--- start ---

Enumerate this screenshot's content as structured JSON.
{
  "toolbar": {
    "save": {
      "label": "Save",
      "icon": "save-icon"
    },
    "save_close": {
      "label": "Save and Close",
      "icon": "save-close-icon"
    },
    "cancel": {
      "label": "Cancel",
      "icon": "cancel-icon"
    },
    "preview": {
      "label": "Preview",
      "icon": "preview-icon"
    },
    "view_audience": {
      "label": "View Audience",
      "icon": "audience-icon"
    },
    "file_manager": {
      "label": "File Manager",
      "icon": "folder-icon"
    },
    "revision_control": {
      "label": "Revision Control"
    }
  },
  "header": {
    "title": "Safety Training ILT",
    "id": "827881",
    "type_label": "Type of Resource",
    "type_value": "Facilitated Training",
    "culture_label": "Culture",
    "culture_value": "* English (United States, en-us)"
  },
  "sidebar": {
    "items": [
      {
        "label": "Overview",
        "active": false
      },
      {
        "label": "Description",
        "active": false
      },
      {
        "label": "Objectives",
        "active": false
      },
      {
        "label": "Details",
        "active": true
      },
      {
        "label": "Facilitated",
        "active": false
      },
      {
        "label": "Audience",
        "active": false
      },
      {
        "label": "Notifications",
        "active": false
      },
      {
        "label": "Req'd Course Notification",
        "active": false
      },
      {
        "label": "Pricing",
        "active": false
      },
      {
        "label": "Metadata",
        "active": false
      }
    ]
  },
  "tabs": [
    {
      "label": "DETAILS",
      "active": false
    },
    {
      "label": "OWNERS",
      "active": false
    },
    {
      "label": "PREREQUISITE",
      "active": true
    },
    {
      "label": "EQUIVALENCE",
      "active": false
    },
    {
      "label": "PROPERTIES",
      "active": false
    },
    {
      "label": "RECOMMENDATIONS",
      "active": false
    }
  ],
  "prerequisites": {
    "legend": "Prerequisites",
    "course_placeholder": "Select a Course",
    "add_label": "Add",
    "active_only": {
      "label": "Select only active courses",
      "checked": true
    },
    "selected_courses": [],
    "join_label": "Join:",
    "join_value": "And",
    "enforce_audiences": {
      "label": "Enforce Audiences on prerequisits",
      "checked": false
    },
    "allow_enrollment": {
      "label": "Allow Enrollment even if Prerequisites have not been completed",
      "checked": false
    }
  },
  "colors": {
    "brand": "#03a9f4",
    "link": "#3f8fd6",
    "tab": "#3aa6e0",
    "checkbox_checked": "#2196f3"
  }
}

--- end ---

(Exercise): Print all of the entries again, exactly as written.

(Task answer):
Enumerate this screenshot's content as structured JSON.
{
  "toolbar": {
    "save": {
      "label": "Save",
      "icon": "save-icon"
    },
    "save_close": {
      "label": "Save and Close",
      "icon": "save-close-icon"
    },
    "cancel": {
      "label": "Cancel",
      "icon": "cancel-icon"
    },
    "preview": {
      "label": "Preview",
      "icon": "preview-icon"
    },
    "view_audience": {
      "label": "View Audience",
      "icon": "audience-icon"
    },
    "file_manager": {
      "label": "File Manager",
      "icon": "folder-icon"
    },
    "revision_control": {
      "label": "Revision Control"
    }
  },
  "header": {
    "title": "Safety Training ILT",
    "id": "827881",
    "type_label": "Type of Resource",
    "type_value": "Facilitated Training",
    "culture_label": "Culture",
    "culture_value": "* English (United States, en-us)"
  },
  "sidebar": {
    "items": [
      {
        "label": "Overview",
        "active": false
      },
      {
        "label": "Description",
        "active": false
      },
      {
        "label": "Objectives",
        "active": false
      },
      {
        "label": "Details",
        "active": true
      },
      {
        "label": "Facilitated",
        "active": false
      },
      {
        "label": "Audience",
        "active": false
      },
      {
        "label": "Notifications",
        "active": false
      },
      {
        "label": "Req'd Course Notification",
        "active": false
      },
      {
        "label": "Pricing",
        "active": false
      },
      {
        "label": "Metadata",
        "active": false
      }
    ]
  },
  "tabs": [
    {
      "label": "DETAILS",
      "active": false
    },
    {
      "label": "OWNERS",
      "active": false
    },
    {
      "label": "PREREQUISITE",
      "active": true
    },
    {
      "label": "EQUIVALENCE",
      "active": false
    },
    {
      "label": "PROPERTIES",
      "active": false
    },
    {
      "label": "RECOMMENDATIONS",
      "active": false
    }
  ],
  "prerequisites": {
    "legend": "Prerequisites",
    "course_placeholder": "Select a Course",
    "add_label": "Add",
    "active_only": {
      "label": "Select only active courses",
      "checked": true
    },
    "selected_courses": [],
    "join_label": "Join:",
    "join_value": "And",
    "enforce_audiences": {
      "label": "Enforce Audiences on prerequisits",
      "checked": false
    },
    "allow_enrollment": {
      "label": "Allow Enrollment even if Prerequisites have not been completed",
      "checked": false
    }
  },
  "colors": {
    "brand": "#03a9f4",
    "link": "#3f8fd6",
    "tab": "#3aa6e0",
    "checkbox_checked": "#2196f3"
  }
}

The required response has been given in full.